YOUR GOAL
Every line below that contains "JSON" is to be copied.

+ + +

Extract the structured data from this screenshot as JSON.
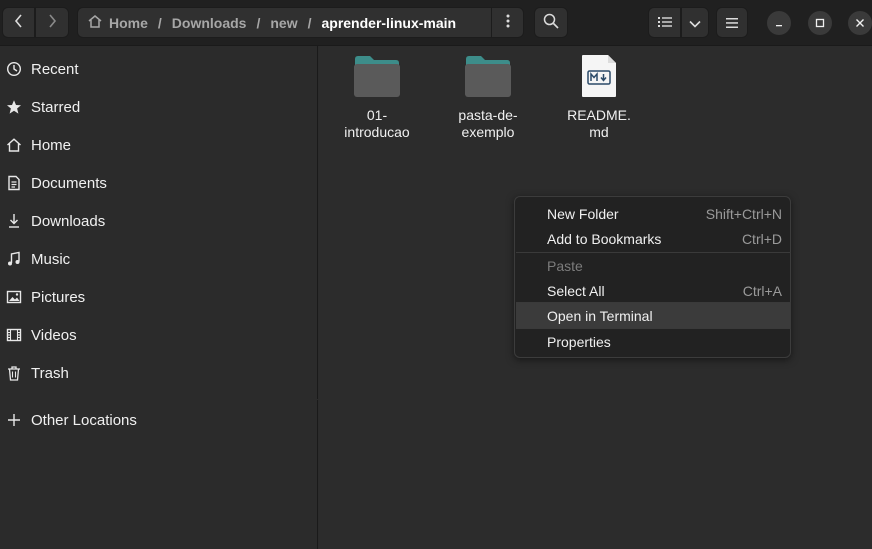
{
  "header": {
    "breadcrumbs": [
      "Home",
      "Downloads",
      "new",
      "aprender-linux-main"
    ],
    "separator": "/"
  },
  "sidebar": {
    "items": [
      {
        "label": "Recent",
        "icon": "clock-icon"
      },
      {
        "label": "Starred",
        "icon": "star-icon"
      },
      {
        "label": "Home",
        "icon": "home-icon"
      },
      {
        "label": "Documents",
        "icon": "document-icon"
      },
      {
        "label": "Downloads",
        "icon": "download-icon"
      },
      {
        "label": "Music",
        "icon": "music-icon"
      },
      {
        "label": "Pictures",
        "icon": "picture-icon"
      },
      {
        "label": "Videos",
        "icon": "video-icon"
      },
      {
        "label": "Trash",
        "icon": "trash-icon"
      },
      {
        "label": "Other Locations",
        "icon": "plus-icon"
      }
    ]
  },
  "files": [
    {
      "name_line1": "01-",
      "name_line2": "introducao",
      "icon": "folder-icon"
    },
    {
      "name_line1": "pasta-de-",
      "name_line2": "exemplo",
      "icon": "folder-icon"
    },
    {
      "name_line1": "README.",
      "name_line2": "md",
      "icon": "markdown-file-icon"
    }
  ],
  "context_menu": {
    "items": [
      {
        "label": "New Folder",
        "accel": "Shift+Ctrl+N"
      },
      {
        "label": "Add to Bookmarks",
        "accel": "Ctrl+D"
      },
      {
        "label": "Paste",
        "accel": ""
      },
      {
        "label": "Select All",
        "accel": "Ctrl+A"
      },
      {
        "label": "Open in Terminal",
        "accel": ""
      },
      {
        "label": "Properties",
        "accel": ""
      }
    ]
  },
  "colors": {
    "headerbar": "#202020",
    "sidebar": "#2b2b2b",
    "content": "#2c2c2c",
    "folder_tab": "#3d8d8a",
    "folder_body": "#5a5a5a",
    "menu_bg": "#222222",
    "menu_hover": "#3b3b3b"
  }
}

+ + +

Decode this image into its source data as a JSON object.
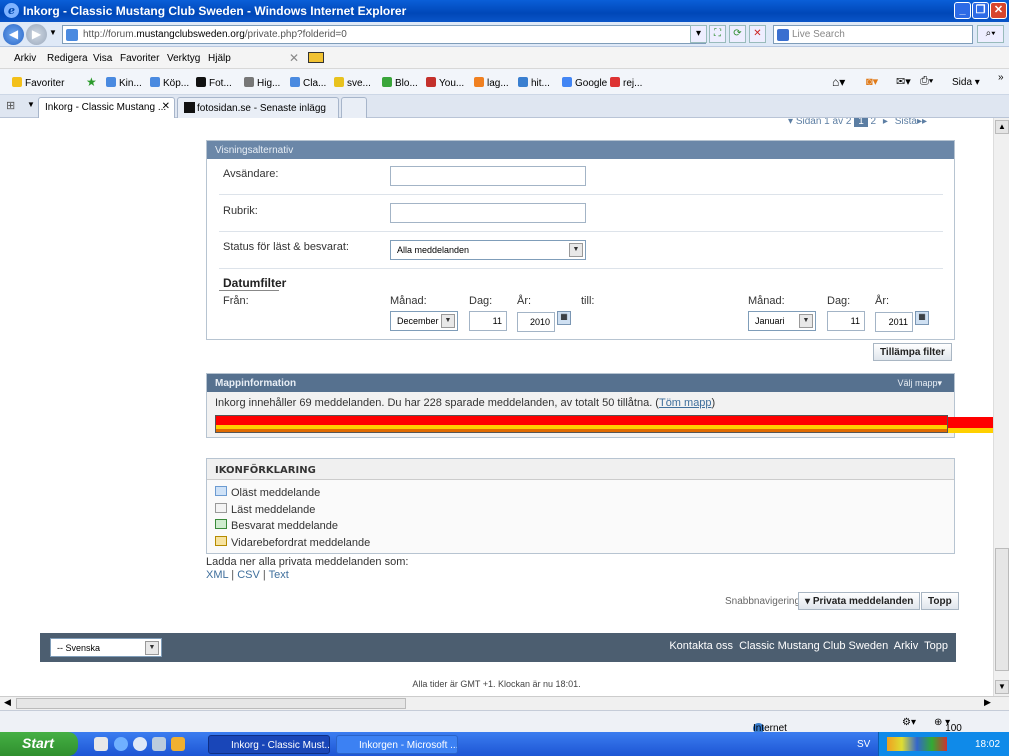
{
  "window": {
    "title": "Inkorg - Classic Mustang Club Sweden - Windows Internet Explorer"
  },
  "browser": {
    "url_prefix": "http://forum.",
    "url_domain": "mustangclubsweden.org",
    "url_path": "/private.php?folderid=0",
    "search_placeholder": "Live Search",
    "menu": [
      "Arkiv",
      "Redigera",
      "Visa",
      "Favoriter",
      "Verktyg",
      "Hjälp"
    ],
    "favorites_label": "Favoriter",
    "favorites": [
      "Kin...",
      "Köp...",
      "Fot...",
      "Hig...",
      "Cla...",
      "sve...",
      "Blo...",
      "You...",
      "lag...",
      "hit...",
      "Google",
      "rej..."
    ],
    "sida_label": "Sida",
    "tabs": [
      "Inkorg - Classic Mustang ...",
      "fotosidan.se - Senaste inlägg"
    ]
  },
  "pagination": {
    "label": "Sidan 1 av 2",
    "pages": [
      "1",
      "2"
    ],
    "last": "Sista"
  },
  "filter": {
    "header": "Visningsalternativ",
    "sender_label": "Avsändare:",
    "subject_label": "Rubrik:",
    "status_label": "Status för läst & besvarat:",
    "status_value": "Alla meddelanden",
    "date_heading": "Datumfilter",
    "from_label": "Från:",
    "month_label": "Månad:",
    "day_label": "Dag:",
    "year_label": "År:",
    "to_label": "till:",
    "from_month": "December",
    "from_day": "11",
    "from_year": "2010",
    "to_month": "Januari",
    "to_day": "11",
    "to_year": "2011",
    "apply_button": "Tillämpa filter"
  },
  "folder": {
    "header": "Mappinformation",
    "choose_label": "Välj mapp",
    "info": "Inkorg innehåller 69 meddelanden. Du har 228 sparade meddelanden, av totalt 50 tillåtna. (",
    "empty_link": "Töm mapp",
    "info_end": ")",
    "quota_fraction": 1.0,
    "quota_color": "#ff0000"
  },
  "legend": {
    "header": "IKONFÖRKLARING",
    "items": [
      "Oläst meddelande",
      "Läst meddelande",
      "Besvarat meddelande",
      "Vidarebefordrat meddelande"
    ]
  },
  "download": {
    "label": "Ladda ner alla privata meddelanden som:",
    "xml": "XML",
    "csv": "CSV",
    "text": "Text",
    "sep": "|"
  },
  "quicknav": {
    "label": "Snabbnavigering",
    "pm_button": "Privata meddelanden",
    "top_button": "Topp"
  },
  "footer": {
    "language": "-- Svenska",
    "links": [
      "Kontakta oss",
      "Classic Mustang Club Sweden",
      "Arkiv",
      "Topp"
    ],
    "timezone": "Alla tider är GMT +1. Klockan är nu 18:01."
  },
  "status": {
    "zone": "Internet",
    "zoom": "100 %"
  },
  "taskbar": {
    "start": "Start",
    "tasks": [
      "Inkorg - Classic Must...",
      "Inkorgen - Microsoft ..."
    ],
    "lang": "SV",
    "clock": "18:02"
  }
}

+ + +

ANSWER FOR THE TASK
Extract the structured data from this screenshot as JSON.
Decode this image into its source data as a JSON object.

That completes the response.